__Goal of the exercise__: Scan the data below for the string "sufficiently". Copy every line where it appears.

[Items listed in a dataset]
»»
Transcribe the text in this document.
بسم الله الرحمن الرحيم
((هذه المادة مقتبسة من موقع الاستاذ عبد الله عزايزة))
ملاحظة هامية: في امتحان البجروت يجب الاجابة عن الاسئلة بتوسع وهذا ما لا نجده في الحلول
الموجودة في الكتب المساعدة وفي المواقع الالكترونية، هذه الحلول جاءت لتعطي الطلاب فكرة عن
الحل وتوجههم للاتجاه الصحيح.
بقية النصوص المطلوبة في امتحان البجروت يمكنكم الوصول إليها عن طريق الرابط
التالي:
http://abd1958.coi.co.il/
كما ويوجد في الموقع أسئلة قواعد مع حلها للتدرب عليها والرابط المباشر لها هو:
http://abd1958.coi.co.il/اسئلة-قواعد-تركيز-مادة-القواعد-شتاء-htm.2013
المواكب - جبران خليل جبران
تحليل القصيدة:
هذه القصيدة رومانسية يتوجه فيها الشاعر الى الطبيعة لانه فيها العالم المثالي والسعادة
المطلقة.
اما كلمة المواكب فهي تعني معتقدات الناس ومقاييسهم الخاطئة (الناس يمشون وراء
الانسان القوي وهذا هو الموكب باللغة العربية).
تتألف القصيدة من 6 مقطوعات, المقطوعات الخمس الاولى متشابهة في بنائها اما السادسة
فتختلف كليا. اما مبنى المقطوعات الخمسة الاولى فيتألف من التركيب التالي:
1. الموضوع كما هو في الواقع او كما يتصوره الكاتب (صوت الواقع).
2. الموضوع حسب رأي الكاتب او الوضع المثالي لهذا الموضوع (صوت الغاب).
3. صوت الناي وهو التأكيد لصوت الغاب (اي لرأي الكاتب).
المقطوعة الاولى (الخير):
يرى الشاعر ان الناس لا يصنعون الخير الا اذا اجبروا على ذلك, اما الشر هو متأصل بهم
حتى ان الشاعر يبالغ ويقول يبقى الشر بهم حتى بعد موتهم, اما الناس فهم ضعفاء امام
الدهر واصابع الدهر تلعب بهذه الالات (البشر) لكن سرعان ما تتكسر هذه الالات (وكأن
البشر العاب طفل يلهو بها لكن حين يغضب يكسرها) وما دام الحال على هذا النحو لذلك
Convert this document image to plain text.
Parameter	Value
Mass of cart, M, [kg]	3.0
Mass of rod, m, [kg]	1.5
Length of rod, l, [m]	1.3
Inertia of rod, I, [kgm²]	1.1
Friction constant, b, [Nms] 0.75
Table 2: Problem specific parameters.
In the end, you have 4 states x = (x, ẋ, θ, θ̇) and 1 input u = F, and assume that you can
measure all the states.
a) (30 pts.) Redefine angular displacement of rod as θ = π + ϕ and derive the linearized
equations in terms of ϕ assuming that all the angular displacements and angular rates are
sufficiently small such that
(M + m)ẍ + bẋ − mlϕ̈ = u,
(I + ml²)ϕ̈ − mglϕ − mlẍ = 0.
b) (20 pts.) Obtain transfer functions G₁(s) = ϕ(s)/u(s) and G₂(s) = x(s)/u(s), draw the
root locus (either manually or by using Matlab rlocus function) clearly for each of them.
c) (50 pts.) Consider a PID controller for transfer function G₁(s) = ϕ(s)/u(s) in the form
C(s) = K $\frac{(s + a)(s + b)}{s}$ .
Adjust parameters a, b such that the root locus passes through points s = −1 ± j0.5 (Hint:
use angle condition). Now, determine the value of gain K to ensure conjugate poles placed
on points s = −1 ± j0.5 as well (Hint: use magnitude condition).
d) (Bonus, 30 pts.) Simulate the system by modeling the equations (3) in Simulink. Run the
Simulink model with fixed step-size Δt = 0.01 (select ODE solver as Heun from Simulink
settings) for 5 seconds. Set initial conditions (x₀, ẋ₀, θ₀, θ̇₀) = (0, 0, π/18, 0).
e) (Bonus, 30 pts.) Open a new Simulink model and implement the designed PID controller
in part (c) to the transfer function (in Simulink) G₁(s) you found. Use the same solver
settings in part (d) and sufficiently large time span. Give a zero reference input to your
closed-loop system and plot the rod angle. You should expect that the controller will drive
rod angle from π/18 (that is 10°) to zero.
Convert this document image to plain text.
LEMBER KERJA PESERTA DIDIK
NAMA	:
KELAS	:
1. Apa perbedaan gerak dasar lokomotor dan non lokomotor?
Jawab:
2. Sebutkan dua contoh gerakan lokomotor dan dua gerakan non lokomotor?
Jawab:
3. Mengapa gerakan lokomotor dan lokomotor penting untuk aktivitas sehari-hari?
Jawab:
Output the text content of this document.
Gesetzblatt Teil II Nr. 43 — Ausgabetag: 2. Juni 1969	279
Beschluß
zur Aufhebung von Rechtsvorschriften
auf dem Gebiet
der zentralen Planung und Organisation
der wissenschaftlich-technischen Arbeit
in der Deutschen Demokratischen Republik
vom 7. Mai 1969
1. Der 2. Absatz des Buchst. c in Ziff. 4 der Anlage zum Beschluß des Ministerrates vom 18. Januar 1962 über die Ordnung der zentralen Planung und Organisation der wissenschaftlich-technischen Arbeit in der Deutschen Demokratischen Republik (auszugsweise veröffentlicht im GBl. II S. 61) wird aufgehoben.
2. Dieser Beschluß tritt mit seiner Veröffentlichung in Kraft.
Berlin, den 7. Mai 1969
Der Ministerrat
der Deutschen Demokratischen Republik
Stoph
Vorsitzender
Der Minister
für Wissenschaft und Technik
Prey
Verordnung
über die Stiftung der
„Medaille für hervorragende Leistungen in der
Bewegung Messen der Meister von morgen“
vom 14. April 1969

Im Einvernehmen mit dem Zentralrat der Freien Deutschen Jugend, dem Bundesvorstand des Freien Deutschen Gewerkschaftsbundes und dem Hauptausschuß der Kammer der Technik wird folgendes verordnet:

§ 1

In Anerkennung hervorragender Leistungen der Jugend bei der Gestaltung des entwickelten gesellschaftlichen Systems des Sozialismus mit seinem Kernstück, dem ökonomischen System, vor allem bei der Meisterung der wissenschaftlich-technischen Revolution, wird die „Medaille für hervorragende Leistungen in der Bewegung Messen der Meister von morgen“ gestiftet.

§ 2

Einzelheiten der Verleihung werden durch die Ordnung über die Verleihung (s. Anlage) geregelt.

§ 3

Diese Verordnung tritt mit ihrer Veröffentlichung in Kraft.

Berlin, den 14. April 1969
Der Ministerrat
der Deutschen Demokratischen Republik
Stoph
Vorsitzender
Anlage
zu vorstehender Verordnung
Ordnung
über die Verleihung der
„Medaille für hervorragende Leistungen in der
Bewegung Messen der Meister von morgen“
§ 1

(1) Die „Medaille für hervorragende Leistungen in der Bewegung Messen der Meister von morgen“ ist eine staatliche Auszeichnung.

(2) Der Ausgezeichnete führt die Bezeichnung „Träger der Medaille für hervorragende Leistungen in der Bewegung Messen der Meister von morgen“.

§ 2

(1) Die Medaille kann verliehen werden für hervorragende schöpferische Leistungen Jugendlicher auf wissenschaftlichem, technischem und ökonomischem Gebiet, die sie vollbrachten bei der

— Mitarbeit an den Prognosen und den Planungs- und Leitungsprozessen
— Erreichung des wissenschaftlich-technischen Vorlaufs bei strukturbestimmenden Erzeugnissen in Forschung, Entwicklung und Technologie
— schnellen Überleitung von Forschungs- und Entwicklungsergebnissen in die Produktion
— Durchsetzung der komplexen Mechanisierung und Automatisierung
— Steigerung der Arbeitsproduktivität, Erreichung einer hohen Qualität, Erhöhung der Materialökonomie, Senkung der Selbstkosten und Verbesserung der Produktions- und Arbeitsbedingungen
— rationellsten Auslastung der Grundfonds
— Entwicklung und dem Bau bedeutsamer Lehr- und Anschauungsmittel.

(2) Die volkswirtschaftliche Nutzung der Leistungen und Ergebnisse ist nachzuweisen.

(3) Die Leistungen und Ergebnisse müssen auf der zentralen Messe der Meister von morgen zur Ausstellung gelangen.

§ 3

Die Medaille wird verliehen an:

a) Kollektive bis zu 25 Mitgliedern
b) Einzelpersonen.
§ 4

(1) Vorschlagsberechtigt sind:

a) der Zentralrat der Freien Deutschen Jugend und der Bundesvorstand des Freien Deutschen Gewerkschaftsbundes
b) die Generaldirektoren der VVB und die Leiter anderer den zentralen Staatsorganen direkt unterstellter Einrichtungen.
««
__Solution to this exercise__:
sufficiently small such that
settings in part (d) and sufficiently large time span. Give a zero reference input to your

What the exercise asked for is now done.